Items from a data source:

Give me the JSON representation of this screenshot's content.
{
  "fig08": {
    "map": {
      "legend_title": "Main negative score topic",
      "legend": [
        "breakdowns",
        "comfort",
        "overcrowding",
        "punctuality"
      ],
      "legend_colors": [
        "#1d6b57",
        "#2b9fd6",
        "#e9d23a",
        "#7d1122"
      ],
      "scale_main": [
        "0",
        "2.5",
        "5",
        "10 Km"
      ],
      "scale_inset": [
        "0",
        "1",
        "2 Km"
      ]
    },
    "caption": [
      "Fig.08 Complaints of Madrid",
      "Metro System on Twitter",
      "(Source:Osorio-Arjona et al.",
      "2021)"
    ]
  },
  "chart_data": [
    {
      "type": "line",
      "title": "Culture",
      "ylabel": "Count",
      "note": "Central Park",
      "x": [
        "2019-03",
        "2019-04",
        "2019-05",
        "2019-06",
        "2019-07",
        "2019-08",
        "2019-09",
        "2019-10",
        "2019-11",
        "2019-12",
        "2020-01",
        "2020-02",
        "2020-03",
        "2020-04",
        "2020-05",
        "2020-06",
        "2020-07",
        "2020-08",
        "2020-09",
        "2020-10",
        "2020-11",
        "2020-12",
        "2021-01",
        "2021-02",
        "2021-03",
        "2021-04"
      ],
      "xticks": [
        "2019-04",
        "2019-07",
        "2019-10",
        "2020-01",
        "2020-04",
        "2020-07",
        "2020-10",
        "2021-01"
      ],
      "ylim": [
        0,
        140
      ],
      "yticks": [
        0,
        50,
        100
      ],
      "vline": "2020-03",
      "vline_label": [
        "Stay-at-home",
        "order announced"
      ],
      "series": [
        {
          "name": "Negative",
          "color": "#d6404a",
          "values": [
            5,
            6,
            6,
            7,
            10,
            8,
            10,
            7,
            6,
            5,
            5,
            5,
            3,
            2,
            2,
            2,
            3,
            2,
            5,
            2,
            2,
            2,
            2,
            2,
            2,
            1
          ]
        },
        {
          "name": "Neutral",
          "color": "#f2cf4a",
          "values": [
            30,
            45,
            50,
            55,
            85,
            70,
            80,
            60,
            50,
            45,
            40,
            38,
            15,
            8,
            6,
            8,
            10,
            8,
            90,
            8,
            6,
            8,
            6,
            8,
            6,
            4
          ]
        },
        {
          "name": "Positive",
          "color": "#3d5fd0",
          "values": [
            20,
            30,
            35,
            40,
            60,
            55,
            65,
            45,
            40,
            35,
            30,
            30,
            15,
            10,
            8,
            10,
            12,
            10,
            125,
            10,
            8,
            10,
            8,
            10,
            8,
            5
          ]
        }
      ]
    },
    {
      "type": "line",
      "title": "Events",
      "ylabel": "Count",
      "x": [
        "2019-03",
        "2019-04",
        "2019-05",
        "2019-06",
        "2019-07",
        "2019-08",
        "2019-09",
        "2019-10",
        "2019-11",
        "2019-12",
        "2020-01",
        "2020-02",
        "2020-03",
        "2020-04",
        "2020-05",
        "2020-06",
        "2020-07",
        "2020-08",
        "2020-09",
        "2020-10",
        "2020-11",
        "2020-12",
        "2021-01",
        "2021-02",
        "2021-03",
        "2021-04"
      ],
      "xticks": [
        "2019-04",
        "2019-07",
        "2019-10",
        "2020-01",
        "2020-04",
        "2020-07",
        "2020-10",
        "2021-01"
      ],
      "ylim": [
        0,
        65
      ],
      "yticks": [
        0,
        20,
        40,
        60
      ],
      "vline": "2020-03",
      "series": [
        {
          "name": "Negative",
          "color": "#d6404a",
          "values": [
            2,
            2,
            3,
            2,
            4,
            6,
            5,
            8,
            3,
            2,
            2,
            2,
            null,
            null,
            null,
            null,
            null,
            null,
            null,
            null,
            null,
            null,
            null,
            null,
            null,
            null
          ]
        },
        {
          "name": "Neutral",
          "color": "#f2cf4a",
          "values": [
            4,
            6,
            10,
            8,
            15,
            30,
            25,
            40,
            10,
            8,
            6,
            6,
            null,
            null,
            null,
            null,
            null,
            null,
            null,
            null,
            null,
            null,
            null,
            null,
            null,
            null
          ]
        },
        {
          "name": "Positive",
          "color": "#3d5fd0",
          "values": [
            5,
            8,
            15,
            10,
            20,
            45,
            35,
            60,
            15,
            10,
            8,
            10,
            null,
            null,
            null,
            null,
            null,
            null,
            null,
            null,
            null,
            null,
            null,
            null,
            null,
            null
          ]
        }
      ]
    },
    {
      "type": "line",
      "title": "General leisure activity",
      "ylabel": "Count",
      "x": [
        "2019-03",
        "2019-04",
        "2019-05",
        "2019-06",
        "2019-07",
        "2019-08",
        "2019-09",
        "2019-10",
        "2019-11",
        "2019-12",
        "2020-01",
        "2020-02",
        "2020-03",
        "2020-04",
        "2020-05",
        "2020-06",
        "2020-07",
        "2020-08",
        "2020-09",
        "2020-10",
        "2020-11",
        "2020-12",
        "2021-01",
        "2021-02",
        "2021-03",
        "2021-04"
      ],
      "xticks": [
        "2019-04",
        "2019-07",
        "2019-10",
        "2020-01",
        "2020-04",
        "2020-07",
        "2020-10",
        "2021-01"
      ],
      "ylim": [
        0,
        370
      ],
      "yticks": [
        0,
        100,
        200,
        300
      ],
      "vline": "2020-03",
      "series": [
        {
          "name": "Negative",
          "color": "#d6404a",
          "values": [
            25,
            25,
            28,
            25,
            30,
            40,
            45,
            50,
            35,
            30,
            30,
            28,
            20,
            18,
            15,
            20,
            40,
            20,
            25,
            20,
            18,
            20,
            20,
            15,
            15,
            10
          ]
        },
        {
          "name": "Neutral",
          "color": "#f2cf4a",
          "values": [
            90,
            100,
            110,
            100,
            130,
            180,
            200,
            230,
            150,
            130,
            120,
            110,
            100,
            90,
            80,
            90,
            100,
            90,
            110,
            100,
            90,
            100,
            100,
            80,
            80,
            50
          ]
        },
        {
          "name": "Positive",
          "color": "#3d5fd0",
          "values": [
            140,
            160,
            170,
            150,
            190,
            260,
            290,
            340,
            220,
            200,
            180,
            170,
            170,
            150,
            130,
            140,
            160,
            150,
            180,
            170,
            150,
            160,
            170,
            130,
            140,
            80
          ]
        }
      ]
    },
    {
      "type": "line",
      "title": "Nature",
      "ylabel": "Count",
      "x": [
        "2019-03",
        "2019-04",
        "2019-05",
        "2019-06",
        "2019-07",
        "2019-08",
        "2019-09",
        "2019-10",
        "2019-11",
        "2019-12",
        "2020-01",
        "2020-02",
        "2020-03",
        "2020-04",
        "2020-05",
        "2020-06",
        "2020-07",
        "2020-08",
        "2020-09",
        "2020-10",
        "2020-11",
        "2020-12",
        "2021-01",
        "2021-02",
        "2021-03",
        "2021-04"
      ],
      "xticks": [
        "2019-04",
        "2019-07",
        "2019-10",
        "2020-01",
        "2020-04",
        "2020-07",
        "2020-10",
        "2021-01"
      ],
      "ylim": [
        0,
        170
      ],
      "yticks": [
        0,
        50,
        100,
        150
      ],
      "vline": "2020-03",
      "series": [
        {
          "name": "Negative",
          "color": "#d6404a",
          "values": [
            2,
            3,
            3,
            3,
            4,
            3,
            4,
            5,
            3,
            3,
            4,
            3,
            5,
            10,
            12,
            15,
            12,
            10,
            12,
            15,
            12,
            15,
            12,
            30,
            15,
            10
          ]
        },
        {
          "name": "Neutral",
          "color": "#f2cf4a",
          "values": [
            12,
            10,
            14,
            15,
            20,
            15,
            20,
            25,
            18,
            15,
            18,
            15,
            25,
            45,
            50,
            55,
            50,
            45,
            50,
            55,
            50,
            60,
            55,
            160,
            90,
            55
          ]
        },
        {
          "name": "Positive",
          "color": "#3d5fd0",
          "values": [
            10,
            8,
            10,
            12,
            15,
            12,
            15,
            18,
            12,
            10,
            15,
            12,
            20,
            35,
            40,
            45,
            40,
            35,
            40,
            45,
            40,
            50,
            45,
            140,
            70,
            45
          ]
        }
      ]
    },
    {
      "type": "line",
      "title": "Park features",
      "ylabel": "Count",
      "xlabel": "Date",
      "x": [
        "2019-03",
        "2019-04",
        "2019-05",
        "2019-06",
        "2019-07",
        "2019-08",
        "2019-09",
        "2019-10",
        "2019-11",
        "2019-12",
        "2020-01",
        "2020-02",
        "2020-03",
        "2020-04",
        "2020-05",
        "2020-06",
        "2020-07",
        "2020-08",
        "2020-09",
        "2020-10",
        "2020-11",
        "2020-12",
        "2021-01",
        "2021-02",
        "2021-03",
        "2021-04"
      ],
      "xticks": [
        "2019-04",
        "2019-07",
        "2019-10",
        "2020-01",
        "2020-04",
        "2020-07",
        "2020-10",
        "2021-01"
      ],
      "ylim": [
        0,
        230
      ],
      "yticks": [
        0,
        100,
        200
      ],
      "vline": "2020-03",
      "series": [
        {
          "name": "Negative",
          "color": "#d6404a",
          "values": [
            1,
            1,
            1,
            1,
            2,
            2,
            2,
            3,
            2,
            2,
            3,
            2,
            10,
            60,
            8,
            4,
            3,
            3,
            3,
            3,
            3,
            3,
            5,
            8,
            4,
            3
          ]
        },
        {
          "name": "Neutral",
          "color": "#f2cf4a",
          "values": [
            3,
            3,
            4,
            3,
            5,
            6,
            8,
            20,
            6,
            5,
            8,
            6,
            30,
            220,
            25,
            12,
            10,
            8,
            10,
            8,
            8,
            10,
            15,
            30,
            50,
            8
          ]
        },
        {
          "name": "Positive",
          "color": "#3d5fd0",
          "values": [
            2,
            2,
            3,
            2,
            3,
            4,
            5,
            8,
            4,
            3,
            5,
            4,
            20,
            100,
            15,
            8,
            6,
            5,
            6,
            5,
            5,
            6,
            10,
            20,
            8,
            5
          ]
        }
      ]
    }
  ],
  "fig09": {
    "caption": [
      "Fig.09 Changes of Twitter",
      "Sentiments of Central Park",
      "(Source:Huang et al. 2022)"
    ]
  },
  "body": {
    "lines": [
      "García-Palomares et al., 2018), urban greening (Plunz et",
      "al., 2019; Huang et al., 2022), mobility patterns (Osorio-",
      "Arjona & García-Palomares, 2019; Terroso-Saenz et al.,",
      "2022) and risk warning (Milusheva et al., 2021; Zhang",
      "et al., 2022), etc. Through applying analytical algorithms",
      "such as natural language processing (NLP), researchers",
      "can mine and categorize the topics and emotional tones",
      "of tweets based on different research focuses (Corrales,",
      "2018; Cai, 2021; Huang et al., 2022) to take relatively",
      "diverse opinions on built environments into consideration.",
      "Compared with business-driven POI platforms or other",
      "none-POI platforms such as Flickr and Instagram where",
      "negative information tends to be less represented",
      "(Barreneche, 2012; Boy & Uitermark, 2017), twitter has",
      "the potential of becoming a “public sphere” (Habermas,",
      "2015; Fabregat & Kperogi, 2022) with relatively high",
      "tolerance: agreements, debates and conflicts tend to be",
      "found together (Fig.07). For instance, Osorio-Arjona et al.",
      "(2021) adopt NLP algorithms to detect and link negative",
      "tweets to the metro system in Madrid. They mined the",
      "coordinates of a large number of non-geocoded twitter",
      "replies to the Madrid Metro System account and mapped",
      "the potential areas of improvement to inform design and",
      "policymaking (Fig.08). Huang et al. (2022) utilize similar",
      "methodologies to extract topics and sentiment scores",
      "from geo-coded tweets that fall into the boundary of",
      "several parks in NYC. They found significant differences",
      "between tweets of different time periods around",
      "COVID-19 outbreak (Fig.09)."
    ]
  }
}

• [Written instruction]: From the data above, copy each line that holds "such".

• [Response]:
      "such as natural language processing (NLP), researchers",
      "none-POI platforms such as Flickr and Instagram where",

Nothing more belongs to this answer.